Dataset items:
▽

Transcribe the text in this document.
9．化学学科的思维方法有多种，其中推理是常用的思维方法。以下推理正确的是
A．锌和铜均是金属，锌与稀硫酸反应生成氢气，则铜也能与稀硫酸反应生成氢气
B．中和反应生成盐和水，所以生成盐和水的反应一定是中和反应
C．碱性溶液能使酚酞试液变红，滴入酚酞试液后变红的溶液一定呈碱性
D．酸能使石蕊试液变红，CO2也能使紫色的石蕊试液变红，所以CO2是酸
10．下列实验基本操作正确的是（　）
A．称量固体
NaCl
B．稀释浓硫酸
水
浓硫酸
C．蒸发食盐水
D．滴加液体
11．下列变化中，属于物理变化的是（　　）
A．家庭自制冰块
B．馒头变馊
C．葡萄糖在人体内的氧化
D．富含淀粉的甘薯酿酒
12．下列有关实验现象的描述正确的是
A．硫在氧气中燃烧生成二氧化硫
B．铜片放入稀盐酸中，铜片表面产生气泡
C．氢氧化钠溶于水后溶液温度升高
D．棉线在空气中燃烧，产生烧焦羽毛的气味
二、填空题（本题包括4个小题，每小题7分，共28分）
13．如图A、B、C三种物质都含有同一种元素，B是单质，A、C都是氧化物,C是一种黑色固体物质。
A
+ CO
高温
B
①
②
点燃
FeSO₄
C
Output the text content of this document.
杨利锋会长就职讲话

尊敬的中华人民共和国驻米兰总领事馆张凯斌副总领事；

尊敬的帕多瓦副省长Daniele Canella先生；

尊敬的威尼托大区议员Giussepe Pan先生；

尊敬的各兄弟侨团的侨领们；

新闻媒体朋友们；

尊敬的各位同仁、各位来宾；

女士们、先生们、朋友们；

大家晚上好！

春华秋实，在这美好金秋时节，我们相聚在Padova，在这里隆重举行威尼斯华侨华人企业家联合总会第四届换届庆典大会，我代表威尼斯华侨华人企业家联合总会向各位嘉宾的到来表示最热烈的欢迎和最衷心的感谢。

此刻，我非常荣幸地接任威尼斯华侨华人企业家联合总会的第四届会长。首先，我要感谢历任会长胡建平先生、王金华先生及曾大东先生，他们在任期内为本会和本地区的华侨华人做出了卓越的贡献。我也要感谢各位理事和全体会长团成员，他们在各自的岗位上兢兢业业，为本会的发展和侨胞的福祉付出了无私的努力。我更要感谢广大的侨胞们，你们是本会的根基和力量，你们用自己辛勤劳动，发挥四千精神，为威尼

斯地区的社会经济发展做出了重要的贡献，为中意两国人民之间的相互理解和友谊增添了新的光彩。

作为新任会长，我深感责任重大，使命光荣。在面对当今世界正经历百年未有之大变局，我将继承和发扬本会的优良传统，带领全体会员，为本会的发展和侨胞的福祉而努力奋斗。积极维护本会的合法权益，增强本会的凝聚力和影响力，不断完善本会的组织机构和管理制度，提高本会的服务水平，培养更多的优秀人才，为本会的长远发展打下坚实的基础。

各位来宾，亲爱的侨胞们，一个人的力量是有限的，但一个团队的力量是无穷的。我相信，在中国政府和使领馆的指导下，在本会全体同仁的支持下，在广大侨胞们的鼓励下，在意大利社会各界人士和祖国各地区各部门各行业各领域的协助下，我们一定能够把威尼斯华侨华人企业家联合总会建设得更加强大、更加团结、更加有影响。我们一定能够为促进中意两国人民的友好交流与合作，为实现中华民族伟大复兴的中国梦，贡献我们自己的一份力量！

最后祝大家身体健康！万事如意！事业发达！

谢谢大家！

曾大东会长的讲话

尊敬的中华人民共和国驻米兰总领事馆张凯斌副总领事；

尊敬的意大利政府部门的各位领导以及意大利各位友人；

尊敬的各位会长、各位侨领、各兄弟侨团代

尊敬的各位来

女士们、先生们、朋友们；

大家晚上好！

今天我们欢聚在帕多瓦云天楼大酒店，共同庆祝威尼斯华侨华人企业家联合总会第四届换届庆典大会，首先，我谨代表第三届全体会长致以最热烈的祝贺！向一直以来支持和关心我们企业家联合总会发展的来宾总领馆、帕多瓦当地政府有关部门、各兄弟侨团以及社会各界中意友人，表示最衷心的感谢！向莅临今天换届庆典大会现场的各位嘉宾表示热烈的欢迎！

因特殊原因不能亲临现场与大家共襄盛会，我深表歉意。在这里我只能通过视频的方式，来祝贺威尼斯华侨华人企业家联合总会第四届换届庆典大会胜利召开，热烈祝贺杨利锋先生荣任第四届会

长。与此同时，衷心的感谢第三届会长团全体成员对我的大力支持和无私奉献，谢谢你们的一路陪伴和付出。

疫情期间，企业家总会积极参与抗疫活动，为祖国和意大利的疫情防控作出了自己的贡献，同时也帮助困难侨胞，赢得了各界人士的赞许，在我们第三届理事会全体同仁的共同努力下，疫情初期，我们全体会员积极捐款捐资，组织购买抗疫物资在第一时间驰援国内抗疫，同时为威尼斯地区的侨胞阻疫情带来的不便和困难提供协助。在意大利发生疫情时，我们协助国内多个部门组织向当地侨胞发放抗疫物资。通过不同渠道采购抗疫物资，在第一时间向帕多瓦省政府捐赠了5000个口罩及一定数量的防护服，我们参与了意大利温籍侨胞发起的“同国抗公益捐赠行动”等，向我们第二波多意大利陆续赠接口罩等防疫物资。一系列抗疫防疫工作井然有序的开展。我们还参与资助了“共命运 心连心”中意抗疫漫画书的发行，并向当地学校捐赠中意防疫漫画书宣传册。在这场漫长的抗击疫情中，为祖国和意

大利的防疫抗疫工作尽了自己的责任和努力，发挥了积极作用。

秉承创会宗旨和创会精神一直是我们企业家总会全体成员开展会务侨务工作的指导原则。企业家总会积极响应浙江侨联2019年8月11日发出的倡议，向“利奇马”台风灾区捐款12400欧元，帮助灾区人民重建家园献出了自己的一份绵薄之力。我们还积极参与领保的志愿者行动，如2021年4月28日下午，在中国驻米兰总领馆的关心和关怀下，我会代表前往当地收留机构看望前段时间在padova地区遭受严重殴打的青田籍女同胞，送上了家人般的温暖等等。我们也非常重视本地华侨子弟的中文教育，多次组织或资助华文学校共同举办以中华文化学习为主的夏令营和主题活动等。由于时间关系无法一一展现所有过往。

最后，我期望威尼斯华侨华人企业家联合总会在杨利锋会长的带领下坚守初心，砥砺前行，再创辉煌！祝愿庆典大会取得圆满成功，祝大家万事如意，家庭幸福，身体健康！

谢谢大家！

△

Extract the full listing above without alteration.

§ Worked answer:
Transcribe the text in this document.
9．化学学科的思维方法有多种，其中推理是常用的思维方法。以下推理正确的是
A．锌和铜均是金属，锌与稀硫酸反应生成氢气，则铜也能与稀硫酸反应生成氢气
B．中和反应生成盐和水，所以生成盐和水的反应一定是中和反应
C．碱性溶液能使酚酞试液变红，滴入酚酞试液后变红的溶液一定呈碱性
D．酸能使石蕊试液变红，CO2也能使紫色的石蕊试液变红，所以CO2是酸
10．下列实验基本操作正确的是（　）
A．称量固体
NaCl
B．稀释浓硫酸
水
浓硫酸
C．蒸发食盐水
D．滴加液体
11．下列变化中，属于物理变化的是（　　）
A．家庭自制冰块
B．馒头变馊
C．葡萄糖在人体内的氧化
D．富含淀粉的甘薯酿酒
12．下列有关实验现象的描述正确的是
A．硫在氧气中燃烧生成二氧化硫
B．铜片放入稀盐酸中，铜片表面产生气泡
C．氢氧化钠溶于水后溶液温度升高
D．棉线在空气中燃烧，产生烧焦羽毛的气味
二、填空题（本题包括4个小题，每小题7分，共28分）
13．如图A、B、C三种物质都含有同一种元素，B是单质，A、C都是氧化物,C是一种黑色固体物质。
A
+ CO
高温
B
①
②
点燃
FeSO₄
C
Output the text content of this document.
杨利锋会长就职讲话

尊敬的中华人民共和国驻米兰总领事馆张凯斌副总领事；

尊敬的帕多瓦副省长Daniele Canella先生；

尊敬的威尼托大区议员Giussepe Pan先生；

尊敬的各兄弟侨团的侨领们；

新闻媒体朋友们；

尊敬的各位同仁、各位来宾；

女士们、先生们、朋友们；

大家晚上好！

春华秋实，在这美好金秋时节，我们相聚在Padova，在这里隆重举行威尼斯华侨华人企业家联合总会第四届换届庆典大会，我代表威尼斯华侨华人企业家联合总会向各位嘉宾的到来表示最热烈的欢迎和最衷心的感谢。

此刻，我非常荣幸地接任威尼斯华侨华人企业家联合总会的第四届会长。首先，我要感谢历任会长胡建平先生、王金华先生及曾大东先生，他们在任期内为本会和本地区的华侨华人做出了卓越的贡献。我也要感谢各位理事和全体会长团成员，他们在各自的岗位上兢兢业业，为本会的发展和侨胞的福祉付出了无私的努力。我更要感谢广大的侨胞们，你们是本会的根基和力量，你们用自己辛勤劳动，发挥四千精神，为威尼

斯地区的社会经济发展做出了重要的贡献，为中意两国人民之间的相互理解和友谊增添了新的光彩。

作为新任会长，我深感责任重大，使命光荣。在面对当今世界正经历百年未有之大变局，我将继承和发扬本会的优良传统，带领全体会员，为本会的发展和侨胞的福祉而努力奋斗。积极维护本会的合法权益，增强本会的凝聚力和影响力，不断完善本会的组织机构和管理制度，提高本会的服务水平，培养更多的优秀人才，为本会的长远发展打下坚实的基础。

各位来宾，亲爱的侨胞们，一个人的力量是有限的，但一个团队的力量是无穷的。我相信，在中国政府和使领馆的指导下，在本会全体同仁的支持下，在广大侨胞们的鼓励下，在意大利社会各界人士和祖国各地区各部门各行业各领域的协助下，我们一定能够把威尼斯华侨华人企业家联合总会建设得更加强大、更加团结、更加有影响。我们一定能够为促进中意两国人民的友好交流与合作，为实现中华民族伟大复兴的中国梦，贡献我们自己的一份力量！

最后祝大家身体健康！万事如意！事业发达！

谢谢大家！

曾大东会长的讲话

尊敬的中华人民共和国驻米兰总领事馆张凯斌副总领事；

尊敬的意大利政府部门的各位领导以及意大利各位友人；

尊敬的各位会长、各位侨领、各兄弟侨团代

尊敬的各位来

女士们、先生们、朋友们；

大家晚上好！

今天我们欢聚在帕多瓦云天楼大酒店，共同庆祝威尼斯华侨华人企业家联合总会第四届换届庆典大会，首先，我谨代表第三届全体会长致以最热烈的祝贺！向一直以来支持和关心我们企业家联合总会发展的来宾总领馆、帕多瓦当地政府有关部门、各兄弟侨团以及社会各界中意友人，表示最衷心的感谢！向莅临今天换届庆典大会现场的各位嘉宾表示热烈的欢迎！

因特殊原因不能亲临现场与大家共襄盛会，我深表歉意。在这里我只能通过视频的方式，来祝贺威尼斯华侨华人企业家联合总会第四届换届庆典大会胜利召开，热烈祝贺杨利锋先生荣任第四届会

长。与此同时，衷心的感谢第三届会长团全体成员对我的大力支持和无私奉献，谢谢你们的一路陪伴和付出。

疫情期间，企业家总会积极参与抗疫活动，为祖国和意大利的疫情防控作出了自己的贡献，同时也帮助困难侨胞，赢得了各界人士的赞许，在我们第三届理事会全体同仁的共同努力下，疫情初期，我们全体会员积极捐款捐资，组织购买抗疫物资在第一时间驰援国内抗疫，同时为威尼斯地区的侨胞阻疫情带来的不便和困难提供协助。在意大利发生疫情时，我们协助国内多个部门组织向当地侨胞发放抗疫物资。通过不同渠道采购抗疫物资，在第一时间向帕多瓦省政府捐赠了5000个口罩及一定数量的防护服，我们参与了意大利温籍侨胞发起的“同国抗公益捐赠行动”等，向我们第二波多意大利陆续赠接口罩等防疫物资。一系列抗疫防疫工作井然有序的开展。我们还参与资助了“共命运 心连心”中意抗疫漫画书的发行，并向当地学校捐赠中意防疫漫画书宣传册。在这场漫长的抗击疫情中，为祖国和意

大利的防疫抗疫工作尽了自己的责任和努力，发挥了积极作用。

秉承创会宗旨和创会精神一直是我们企业家总会全体成员开展会务侨务工作的指导原则。企业家总会积极响应浙江侨联2019年8月11日发出的倡议，向“利奇马”台风灾区捐款12400欧元，帮助灾区人民重建家园献出了自己的一份绵薄之力。我们还积极参与领保的志愿者行动，如2021年4月28日下午，在中国驻米兰总领馆的关心和关怀下，我会代表前往当地收留机构看望前段时间在padova地区遭受严重殴打的青田籍女同胞，送上了家人般的温暖等等。我们也非常重视本地华侨子弟的中文教育，多次组织或资助华文学校共同举办以中华文化学习为主的夏令营和主题活动等。由于时间关系无法一一展现所有过往。

最后，我期望威尼斯华侨华人企业家联合总会在杨利锋会长的带领下坚守初心，砥砺前行，再创辉煌！祝愿庆典大会取得圆满成功，祝大家万事如意，家庭幸福，身体健康！

谢谢大家！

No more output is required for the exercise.